**Aim of the exercise**
Quote all lines below exactly. Images stay out.

────────────────────

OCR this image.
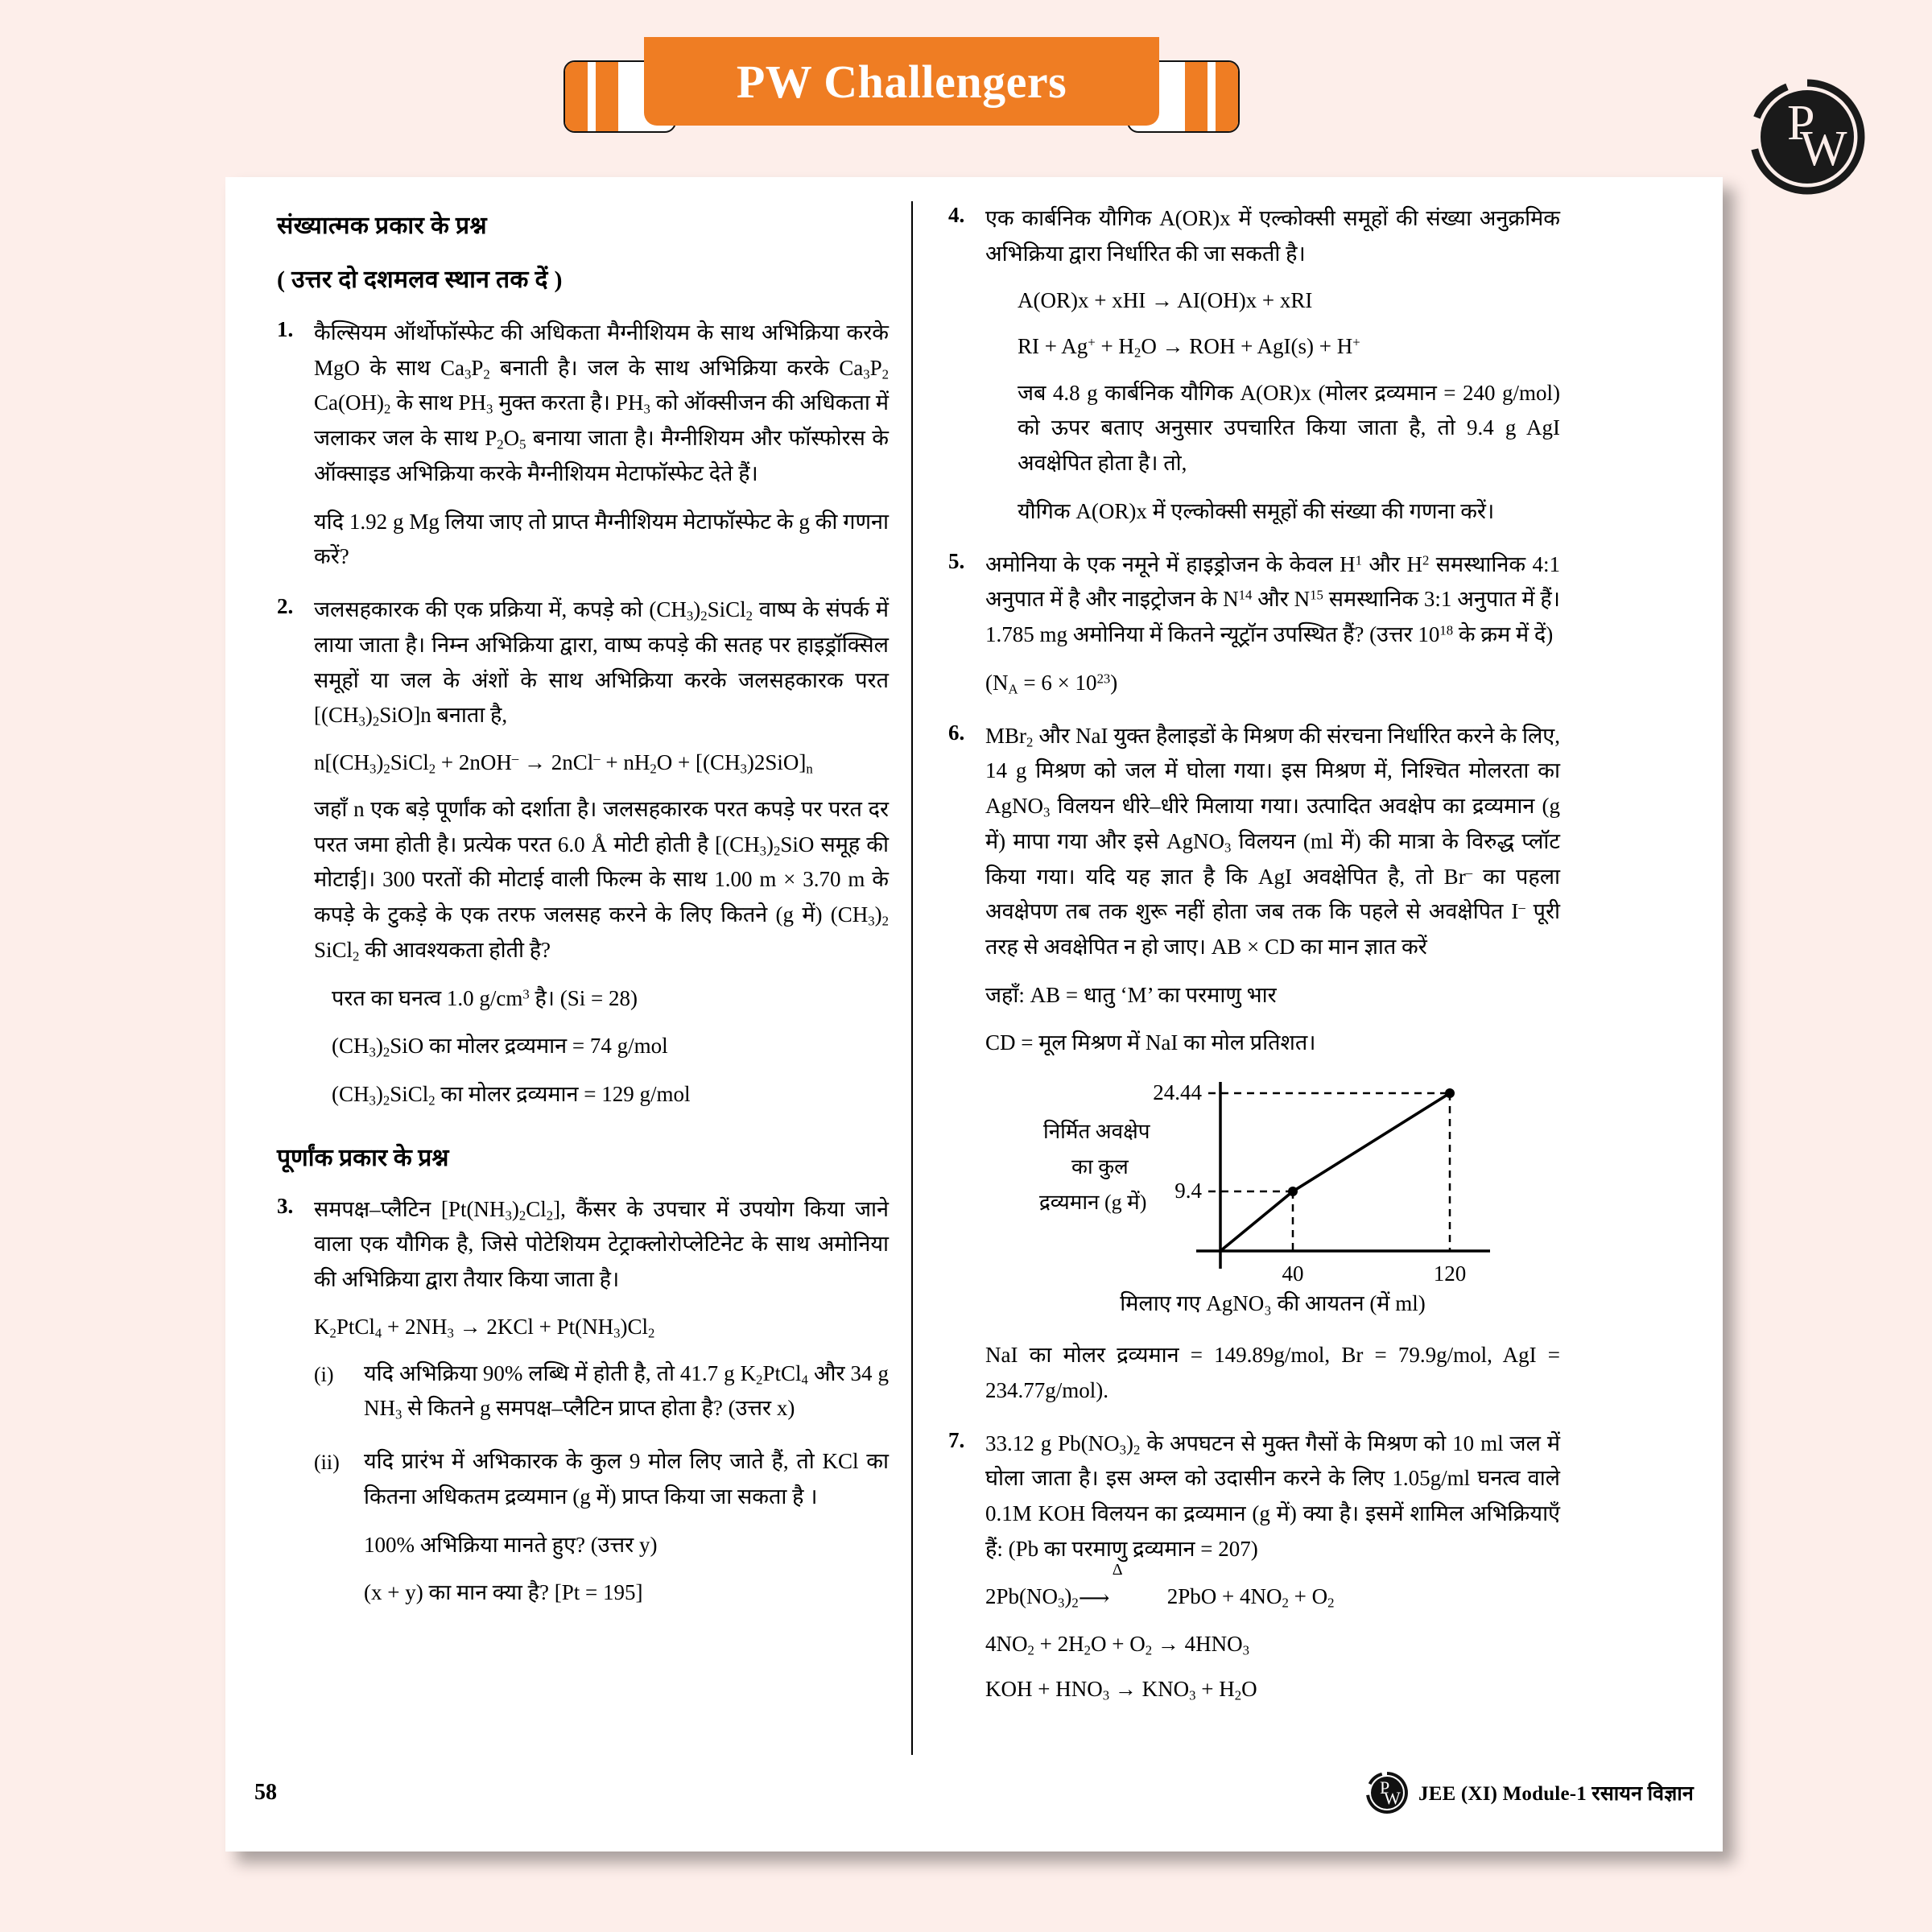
PW Challengers
P
W
संख्यात्मक प्रकार के प्रश्न
( उत्तर दो दशमलव स्थान तक दें )
1. कैल्सियम ऑर्थोफॉस्फेट की अधिकता मैग्नीशियम के साथ अभिक्रिया करके MgO के साथ $Ca_3P_2$ बनाती है। जल के साथ अभिक्रिया करके $Ca_3P_2$ $Ca(OH)_2$ के साथ $PH_3$ मुक्त करता है। $PH_3$ को ऑक्सीजन की अधिकता में जलाकर जल के साथ $P_2O_5$ बनाया जाता है। मैग्नीशियम और फॉस्फोरस के ऑक्साइड अभिक्रिया करके मैग्नीशियम मेटाफॉस्फेट देते हैं।

यदि 1.92 g Mg लिया जाए तो प्राप्त मैग्नीशियम मेटाफॉस्फेट के g की गणना करें?

2. जलसहकारक की एक प्रक्रिया में, कपड़े को $(CH_3)_2SiCl_2$ वाष्प के संपर्क में लाया जाता है। निम्न अभिक्रिया द्वारा, वाष्प कपड़े की सतह पर हाइड्रॉक्सिल समूहों या जल के अंशों के साथ अभिक्रिया करके जलसहकारक परत $[(CH_3)_2SiO]n$ बनाता है,

$n[(CH_3)_2SiCl_2 + 2nOH^- \to 2nCl^- + nH_2O + [(CH_3)2SiO]_n$

जहाँ n एक बड़े पूर्णांक को दर्शाता है। जलसहकारक परत कपड़े पर परत दर परत जमा होती है। प्रत्येक परत 6.0 Å मोटी होती है [$(CH_3)_2SiO$ समूह की मोटाई]। 300 परतों की मोटाई वाली फिल्म के साथ 1.00 m × 3.70 m के कपड़े के टुकड़े के एक तरफ जलसह करने के लिए कितने (g में) $(CH_3)_2$ SiCl$_2$ की आवश्यकता होती है?

परत का घनत्व 1.0 $g/cm^3$ है। (Si = 28)

$(CH_3)_2SiO$ का मोलर द्रव्यमान = 74 g/mol

$(CH_3)_2SiCl_2$ का मोलर द्रव्यमान = 129 g/mol

पूर्णांक प्रकार के प्रश्न
3. समपक्ष–प्लैटिन $[Pt(NH_3)_2Cl_2]$, कैंसर के उपचार में उपयोग किया जाने वाला एक यौगिक है, जिसे पोटेशियम टेट्राक्लोरोप्लेटिनेट के साथ अमोनिया की अभिक्रिया द्वारा तैयार किया जाता है।

$K_2PtCl_4 + 2NH_3 \to 2KCl + Pt(NH_3)Cl_2$

(i)	यदि अभिक्रिया 90% लब्धि में होती है, तो 41.7 g $K_2PtCl_4$ और 34 g $NH_3$ से कितने g समपक्ष–प्लैटिन प्राप्त होता है? (उत्तर x)

(ii)	यदि प्रारंभ में अभिकारक के कुल 9 मोल लिए जाते हैं, तो KCl का कितना अधिकतम द्रव्यमान (g में) प्राप्त किया जा सकता है ।

100% अभिक्रिया मानते हुए? (उत्तर y)

(x + y) का मान क्या है? [Pt = 195]

4. एक कार्बनिक यौगिक A(OR)x में एल्कोक्सी समूहों की संख्या अनुक्रमिक अभिक्रिया द्वारा निर्धारित की जा सकती है।

A(OR)x + xHI → AI(OH)x + xRI

RI + $Ag^+ + H_2O$ → ROH + AgI(s) + H+

जब 4.8 g कार्बनिक यौगिक A(OR)x (मोलर द्रव्यमान = 240 g/mol) को ऊपर बताए अनुसार उपचारित किया जाता है, तो 9.4 g AgI अवक्षेपित होता है। तो,

यौगिक A(OR)x में एल्कोक्सी समूहों की संख्या की गणना करें।

5. अमोनिया के एक नमूने में हाइड्रोजन के केवल $H^1$ और $H^2$ समस्थानिक 4:1 अनुपात में है और नाइट्रोजन के $N^{14}$ और $N^{15}$ समस्थानिक 3:1 अनुपात में हैं। 1.785 mg अमोनिया में कितने न्यूट्रॉन उपस्थित हैं? (उत्तर $10^{18}$ के क्रम में दें)

$(N_A = 6 \times 10^{23})$

6. MBr$_2$ और NaI युक्त हैलाइडों के मिश्रण की संरचना निर्धारित करने के लिए, 14 g मिश्रण को जल में घोला गया। इस मिश्रण में, निश्चित मोलरता का AgNO$_3$ विलयन धीरे–धीरे मिलाया गया। उत्पादित अवक्षेप का द्रव्यमान (g में) मापा गया और इसे AgNO$_3$ विलयन (ml में) की मात्रा के विरुद्ध प्लॉट किया गया। यदि यह ज्ञात है कि AgI अवक्षेपित है, तो Br– का पहला अवक्षेपण तब तक शुरू नहीं होता जब तक कि पहले से अवक्षेपित I– पूरी तरह से अवक्षेपित न हो जाए। AB × CD का मान ज्ञात करें

जहाँ: AB = धातु ‘M’ का परमाणु भार

CD = मूल मिश्रण में NaI का मोल प्रतिशत।

24.44
9.4
निर्मित अवक्षेप
का कुल
द्रव्यमान (g में)
40	120
मिलाए गए AgNO₃ की आयतन (में ml)

NaI का मोलर द्रव्यमान = 149.89g/mol, Br = 79.9g/mol, AgI = 234.77g/mol).

7. 33.12 g $Pb(NO_3)_2$ के अपघटन से मुक्त गैसों के मिश्रण को 10 ml जल में घोला जाता है। इस अम्ल को उदासीन करने के लिए 1.05g/ml घनत्व वाले 0.1M KOH विलयन का द्रव्यमान (g में) क्या है। इसमें शामिल अभिक्रियाएँ हैं: (Pb का परमाणु द्रव्यमान = 207)

$2Pb(NO_3)_2$
Δ
⟶	$2PbO + 4NO_2 + O_2$

$4NO_2 + 2H_2O + O_2 \to 4HNO_3$

KOH + $HNO_3 \to KNO_3 + H_2O$

58	P
W JEE (XI) Module-1 रसायन विज्ञान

────────────────────

**Written response**
OCR this image.
PW Challengers
P
W
संख्यात्मक प्रकार के प्रश्न
( उत्तर दो दशमलव स्थान तक दें )
1. कैल्सियम ऑर्थोफॉस्फेट की अधिकता मैग्नीशियम के साथ अभिक्रिया करके MgO के साथ $Ca_3P_2$ बनाती है। जल के साथ अभिक्रिया करके $Ca_3P_2$ $Ca(OH)_2$ के साथ $PH_3$ मुक्त करता है। $PH_3$ को ऑक्सीजन की अधिकता में जलाकर जल के साथ $P_2O_5$ बनाया जाता है। मैग्नीशियम और फॉस्फोरस के ऑक्साइड अभिक्रिया करके मैग्नीशियम मेटाफॉस्फेट देते हैं।

यदि 1.92 g Mg लिया जाए तो प्राप्त मैग्नीशियम मेटाफॉस्फेट के g की गणना करें?

2. जलसहकारक की एक प्रक्रिया में, कपड़े को $(CH_3)_2SiCl_2$ वाष्प के संपर्क में लाया जाता है। निम्न अभिक्रिया द्वारा, वाष्प कपड़े की सतह पर हाइड्रॉक्सिल समूहों या जल के अंशों के साथ अभिक्रिया करके जलसहकारक परत $[(CH_3)_2SiO]n$ बनाता है,

$n[(CH_3)_2SiCl_2 + 2nOH^- \to 2nCl^- + nH_2O + [(CH_3)2SiO]_n$

जहाँ n एक बड़े पूर्णांक को दर्शाता है। जलसहकारक परत कपड़े पर परत दर परत जमा होती है। प्रत्येक परत 6.0 Å मोटी होती है [$(CH_3)_2SiO$ समूह की मोटाई]। 300 परतों की मोटाई वाली फिल्म के साथ 1.00 m × 3.70 m के कपड़े के टुकड़े के एक तरफ जलसह करने के लिए कितने (g में) $(CH_3)_2$ SiCl$_2$ की आवश्यकता होती है?

परत का घनत्व 1.0 $g/cm^3$ है। (Si = 28)

$(CH_3)_2SiO$ का मोलर द्रव्यमान = 74 g/mol

$(CH_3)_2SiCl_2$ का मोलर द्रव्यमान = 129 g/mol

पूर्णांक प्रकार के प्रश्न
3. समपक्ष–प्लैटिन $[Pt(NH_3)_2Cl_2]$, कैंसर के उपचार में उपयोग किया जाने वाला एक यौगिक है, जिसे पोटेशियम टेट्राक्लोरोप्लेटिनेट के साथ अमोनिया की अभिक्रिया द्वारा तैयार किया जाता है।

$K_2PtCl_4 + 2NH_3 \to 2KCl + Pt(NH_3)Cl_2$

(i)	यदि अभिक्रिया 90% लब्धि में होती है, तो 41.7 g $K_2PtCl_4$ और 34 g $NH_3$ से कितने g समपक्ष–प्लैटिन प्राप्त होता है? (उत्तर x)

(ii)	यदि प्रारंभ में अभिकारक के कुल 9 मोल लिए जाते हैं, तो KCl का कितना अधिकतम द्रव्यमान (g में) प्राप्त किया जा सकता है ।

100% अभिक्रिया मानते हुए? (उत्तर y)

(x + y) का मान क्या है? [Pt = 195]

4. एक कार्बनिक यौगिक A(OR)x में एल्कोक्सी समूहों की संख्या अनुक्रमिक अभिक्रिया द्वारा निर्धारित की जा सकती है।

A(OR)x + xHI → AI(OH)x + xRI

RI + $Ag^+ + H_2O$ → ROH + AgI(s) + H+

जब 4.8 g कार्बनिक यौगिक A(OR)x (मोलर द्रव्यमान = 240 g/mol) को ऊपर बताए अनुसार उपचारित किया जाता है, तो 9.4 g AgI अवक्षेपित होता है। तो,

यौगिक A(OR)x में एल्कोक्सी समूहों की संख्या की गणना करें।

5. अमोनिया के एक नमूने में हाइड्रोजन के केवल $H^1$ और $H^2$ समस्थानिक 4:1 अनुपात में है और नाइट्रोजन के $N^{14}$ और $N^{15}$ समस्थानिक 3:1 अनुपात में हैं। 1.785 mg अमोनिया में कितने न्यूट्रॉन उपस्थित हैं? (उत्तर $10^{18}$ के क्रम में दें)

$(N_A = 6 \times 10^{23})$

6. MBr$_2$ और NaI युक्त हैलाइडों के मिश्रण की संरचना निर्धारित करने के लिए, 14 g मिश्रण को जल में घोला गया। इस मिश्रण में, निश्चित मोलरता का AgNO$_3$ विलयन धीरे–धीरे मिलाया गया। उत्पादित अवक्षेप का द्रव्यमान (g में) मापा गया और इसे AgNO$_3$ विलयन (ml में) की मात्रा के विरुद्ध प्लॉट किया गया। यदि यह ज्ञात है कि AgI अवक्षेपित है, तो Br– का पहला अवक्षेपण तब तक शुरू नहीं होता जब तक कि पहले से अवक्षेपित I– पूरी तरह से अवक्षेपित न हो जाए। AB × CD का मान ज्ञात करें

जहाँ: AB = धातु ‘M’ का परमाणु भार

CD = मूल मिश्रण में NaI का मोल प्रतिशत।

24.44
9.4
निर्मित अवक्षेप
का कुल
द्रव्यमान (g में)
40	120
मिलाए गए AgNO₃ की आयतन (में ml)

NaI का मोलर द्रव्यमान = 149.89g/mol, Br = 79.9g/mol, AgI = 234.77g/mol).

7. 33.12 g $Pb(NO_3)_2$ के अपघटन से मुक्त गैसों के मिश्रण को 10 ml जल में घोला जाता है। इस अम्ल को उदासीन करने के लिए 1.05g/ml घनत्व वाले 0.1M KOH विलयन का द्रव्यमान (g में) क्या है। इसमें शामिल अभिक्रियाएँ हैं: (Pb का परमाणु द्रव्यमान = 207)

$2Pb(NO_3)_2$
Δ
⟶	$2PbO + 4NO_2 + O_2$

$4NO_2 + 2H_2O + O_2 \to 4HNO_3$

KOH + $HNO_3 \to KNO_3 + H_2O$

58	P
W JEE (XI) Module-1 रसायन विज्ञान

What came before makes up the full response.